# Task to complete
Search the data for the string "Brauereibesitzer" and gather each line it is in.

Dataset entries:
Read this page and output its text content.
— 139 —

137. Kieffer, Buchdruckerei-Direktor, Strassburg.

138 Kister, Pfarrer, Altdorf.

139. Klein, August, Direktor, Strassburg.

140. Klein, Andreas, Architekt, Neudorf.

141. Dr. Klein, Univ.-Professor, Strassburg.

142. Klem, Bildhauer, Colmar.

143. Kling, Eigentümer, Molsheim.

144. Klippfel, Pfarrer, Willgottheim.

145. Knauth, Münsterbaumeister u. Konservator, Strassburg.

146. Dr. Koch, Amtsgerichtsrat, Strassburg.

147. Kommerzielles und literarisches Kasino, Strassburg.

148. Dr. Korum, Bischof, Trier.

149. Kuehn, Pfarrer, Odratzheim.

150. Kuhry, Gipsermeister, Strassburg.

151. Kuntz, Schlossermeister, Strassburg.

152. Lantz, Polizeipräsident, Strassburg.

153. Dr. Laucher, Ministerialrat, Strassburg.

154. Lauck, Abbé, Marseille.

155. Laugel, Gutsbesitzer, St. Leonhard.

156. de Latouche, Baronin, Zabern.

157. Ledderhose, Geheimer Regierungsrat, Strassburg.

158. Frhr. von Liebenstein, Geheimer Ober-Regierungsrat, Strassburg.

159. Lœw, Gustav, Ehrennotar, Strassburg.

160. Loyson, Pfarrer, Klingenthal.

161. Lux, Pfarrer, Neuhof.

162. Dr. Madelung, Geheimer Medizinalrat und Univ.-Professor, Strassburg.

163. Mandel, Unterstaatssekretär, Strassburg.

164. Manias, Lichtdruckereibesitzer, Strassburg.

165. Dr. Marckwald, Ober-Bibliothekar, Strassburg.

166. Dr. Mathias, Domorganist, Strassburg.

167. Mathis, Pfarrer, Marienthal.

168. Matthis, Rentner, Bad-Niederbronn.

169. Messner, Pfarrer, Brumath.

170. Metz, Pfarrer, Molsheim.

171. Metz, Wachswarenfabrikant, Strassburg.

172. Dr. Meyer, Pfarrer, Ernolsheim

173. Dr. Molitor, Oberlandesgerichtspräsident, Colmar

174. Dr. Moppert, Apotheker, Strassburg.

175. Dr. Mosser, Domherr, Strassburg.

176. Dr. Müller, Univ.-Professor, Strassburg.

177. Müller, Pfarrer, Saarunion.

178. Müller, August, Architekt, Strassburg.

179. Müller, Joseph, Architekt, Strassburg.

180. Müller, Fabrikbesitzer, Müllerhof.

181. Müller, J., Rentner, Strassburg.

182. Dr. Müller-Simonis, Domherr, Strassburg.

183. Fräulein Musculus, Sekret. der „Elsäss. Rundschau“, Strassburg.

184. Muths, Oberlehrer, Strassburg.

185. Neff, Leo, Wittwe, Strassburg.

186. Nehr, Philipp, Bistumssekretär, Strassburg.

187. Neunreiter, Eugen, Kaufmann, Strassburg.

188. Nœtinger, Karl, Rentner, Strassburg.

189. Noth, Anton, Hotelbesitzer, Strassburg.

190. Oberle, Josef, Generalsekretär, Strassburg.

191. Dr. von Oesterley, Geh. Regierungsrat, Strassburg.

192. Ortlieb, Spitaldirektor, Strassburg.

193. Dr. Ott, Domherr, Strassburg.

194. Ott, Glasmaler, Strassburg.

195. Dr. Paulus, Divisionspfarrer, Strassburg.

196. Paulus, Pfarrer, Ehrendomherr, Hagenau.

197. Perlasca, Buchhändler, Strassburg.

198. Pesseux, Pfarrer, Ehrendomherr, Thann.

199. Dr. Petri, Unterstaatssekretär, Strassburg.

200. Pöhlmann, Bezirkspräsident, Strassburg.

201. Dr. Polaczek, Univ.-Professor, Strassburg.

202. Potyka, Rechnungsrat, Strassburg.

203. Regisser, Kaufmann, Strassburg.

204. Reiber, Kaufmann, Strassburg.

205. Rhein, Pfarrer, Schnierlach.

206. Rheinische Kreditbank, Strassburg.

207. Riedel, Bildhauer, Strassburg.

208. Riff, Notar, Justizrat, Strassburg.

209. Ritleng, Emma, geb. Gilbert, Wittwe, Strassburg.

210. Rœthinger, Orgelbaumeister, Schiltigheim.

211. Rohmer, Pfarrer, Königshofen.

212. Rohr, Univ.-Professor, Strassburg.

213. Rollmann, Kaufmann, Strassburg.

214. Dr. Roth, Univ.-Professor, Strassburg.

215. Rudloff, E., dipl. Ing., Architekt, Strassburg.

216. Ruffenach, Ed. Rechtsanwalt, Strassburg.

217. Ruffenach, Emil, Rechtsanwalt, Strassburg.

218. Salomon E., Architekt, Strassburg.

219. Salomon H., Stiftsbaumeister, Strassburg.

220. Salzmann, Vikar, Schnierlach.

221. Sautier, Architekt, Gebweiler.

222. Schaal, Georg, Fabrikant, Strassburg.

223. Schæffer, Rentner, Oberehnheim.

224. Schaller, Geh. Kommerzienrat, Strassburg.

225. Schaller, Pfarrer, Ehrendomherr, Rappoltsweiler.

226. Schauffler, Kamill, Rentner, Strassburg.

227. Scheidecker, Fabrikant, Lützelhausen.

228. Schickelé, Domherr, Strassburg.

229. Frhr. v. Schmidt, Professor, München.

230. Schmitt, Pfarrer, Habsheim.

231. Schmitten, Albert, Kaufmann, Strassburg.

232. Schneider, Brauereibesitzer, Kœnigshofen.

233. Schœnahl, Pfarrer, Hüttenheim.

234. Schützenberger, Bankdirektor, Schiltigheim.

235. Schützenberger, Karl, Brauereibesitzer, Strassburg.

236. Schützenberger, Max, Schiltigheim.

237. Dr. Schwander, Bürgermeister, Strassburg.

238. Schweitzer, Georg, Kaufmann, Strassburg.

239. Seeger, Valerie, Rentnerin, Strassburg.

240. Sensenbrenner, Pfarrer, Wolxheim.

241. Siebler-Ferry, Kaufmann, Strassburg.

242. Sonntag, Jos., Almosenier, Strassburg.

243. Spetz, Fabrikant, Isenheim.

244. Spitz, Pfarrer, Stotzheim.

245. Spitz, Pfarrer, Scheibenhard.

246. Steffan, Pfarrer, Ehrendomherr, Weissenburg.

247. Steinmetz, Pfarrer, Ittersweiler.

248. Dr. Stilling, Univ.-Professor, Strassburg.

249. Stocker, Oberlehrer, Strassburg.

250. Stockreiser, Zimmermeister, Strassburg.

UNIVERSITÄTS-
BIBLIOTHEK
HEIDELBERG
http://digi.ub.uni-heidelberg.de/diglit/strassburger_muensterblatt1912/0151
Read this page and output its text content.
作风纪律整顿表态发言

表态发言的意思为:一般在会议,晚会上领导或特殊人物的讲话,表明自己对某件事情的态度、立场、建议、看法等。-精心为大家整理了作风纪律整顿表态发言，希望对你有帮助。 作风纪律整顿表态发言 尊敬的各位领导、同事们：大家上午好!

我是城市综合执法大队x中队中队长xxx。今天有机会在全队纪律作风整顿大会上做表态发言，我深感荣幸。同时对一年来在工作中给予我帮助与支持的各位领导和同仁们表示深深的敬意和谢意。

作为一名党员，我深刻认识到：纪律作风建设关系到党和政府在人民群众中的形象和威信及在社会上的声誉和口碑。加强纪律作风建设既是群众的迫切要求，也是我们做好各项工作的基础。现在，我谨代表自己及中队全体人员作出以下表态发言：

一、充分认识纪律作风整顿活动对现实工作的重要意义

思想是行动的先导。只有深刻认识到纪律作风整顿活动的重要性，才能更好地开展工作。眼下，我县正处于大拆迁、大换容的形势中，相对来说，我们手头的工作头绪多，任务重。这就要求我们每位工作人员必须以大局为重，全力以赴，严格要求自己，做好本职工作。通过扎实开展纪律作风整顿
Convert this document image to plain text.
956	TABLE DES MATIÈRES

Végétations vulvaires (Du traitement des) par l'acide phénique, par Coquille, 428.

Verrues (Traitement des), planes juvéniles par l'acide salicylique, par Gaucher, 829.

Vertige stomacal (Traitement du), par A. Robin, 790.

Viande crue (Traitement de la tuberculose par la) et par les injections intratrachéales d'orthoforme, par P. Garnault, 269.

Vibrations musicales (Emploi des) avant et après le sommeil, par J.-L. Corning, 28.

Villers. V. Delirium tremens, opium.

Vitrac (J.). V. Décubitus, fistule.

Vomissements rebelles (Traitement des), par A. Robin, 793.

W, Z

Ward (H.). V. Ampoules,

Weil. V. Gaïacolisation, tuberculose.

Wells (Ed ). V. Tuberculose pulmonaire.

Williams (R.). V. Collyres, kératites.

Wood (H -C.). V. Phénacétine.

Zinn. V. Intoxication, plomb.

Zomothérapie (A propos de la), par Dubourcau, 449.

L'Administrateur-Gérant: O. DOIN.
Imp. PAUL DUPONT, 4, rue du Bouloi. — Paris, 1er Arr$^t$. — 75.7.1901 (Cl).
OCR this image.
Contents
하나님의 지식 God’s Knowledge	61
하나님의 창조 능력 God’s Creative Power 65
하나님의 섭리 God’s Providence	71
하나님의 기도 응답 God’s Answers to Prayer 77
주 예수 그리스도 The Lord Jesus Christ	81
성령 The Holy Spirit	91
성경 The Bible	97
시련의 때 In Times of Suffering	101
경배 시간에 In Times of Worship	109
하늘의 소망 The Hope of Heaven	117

# Task response
232. Schneider, Brauereibesitzer, Kœnigshofen.
235. Schützenberger, Karl, Brauereibesitzer, Strassburg.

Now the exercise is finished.